• Required task: Write out the entries below once more, exactly, with the pictures left out.

• Data to use:
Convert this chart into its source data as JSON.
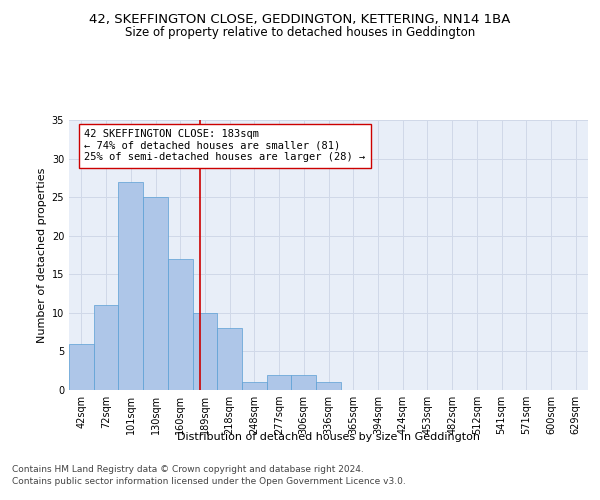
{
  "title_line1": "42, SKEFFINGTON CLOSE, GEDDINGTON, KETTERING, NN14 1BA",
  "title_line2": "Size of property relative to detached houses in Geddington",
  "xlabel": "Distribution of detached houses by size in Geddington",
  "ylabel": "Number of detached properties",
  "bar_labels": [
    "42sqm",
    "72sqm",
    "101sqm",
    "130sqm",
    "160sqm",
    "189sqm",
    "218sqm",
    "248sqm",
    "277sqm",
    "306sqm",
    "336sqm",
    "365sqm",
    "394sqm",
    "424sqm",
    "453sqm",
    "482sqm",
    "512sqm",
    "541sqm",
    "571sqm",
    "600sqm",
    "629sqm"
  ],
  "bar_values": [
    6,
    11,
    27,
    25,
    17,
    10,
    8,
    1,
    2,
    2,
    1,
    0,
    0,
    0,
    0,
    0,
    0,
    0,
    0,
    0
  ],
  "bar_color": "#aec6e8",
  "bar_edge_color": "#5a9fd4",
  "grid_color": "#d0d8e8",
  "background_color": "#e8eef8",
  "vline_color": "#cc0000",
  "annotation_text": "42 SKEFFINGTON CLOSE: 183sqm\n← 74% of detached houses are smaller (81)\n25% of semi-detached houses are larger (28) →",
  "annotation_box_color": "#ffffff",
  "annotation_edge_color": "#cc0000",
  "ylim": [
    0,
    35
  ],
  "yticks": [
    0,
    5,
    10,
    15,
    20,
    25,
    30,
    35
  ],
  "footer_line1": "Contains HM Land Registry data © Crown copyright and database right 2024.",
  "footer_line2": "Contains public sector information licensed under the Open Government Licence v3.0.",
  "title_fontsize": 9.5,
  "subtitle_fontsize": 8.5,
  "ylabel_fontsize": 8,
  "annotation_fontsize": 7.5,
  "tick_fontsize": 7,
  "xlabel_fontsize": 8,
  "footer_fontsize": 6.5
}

• Answer:
Convert this chart into its source data as JSON.
{
  "title_line1": "42, SKEFFINGTON CLOSE, GEDDINGTON, KETTERING, NN14 1BA",
  "title_line2": "Size of property relative to detached houses in Geddington",
  "xlabel": "Distribution of detached houses by size in Geddington",
  "ylabel": "Number of detached properties",
  "bar_labels": [
    "42sqm",
    "72sqm",
    "101sqm",
    "130sqm",
    "160sqm",
    "189sqm",
    "218sqm",
    "248sqm",
    "277sqm",
    "306sqm",
    "336sqm",
    "365sqm",
    "394sqm",
    "424sqm",
    "453sqm",
    "482sqm",
    "512sqm",
    "541sqm",
    "571sqm",
    "600sqm",
    "629sqm"
  ],
  "bar_values": [
    6,
    11,
    27,
    25,
    17,
    10,
    8,
    1,
    2,
    2,
    1,
    0,
    0,
    0,
    0,
    0,
    0,
    0,
    0,
    0
  ],
  "bar_color": "#aec6e8",
  "bar_edge_color": "#5a9fd4",
  "grid_color": "#d0d8e8",
  "background_color": "#e8eef8",
  "vline_color": "#cc0000",
  "annotation_text": "42 SKEFFINGTON CLOSE: 183sqm\n← 74% of detached houses are smaller (81)\n25% of semi-detached houses are larger (28) →",
  "annotation_box_color": "#ffffff",
  "annotation_edge_color": "#cc0000",
  "ylim": [
    0,
    35
  ],
  "yticks": [
    0,
    5,
    10,
    15,
    20,
    25,
    30,
    35
  ],
  "footer_line1": "Contains HM Land Registry data © Crown copyright and database right 2024.",
  "footer_line2": "Contains public sector information licensed under the Open Government Licence v3.0.",
  "title_fontsize": 9.5,
  "subtitle_fontsize": 8.5,
  "ylabel_fontsize": 8,
  "annotation_fontsize": 7.5,
  "tick_fontsize": 7,
  "xlabel_fontsize": 8,
  "footer_fontsize": 6.5
}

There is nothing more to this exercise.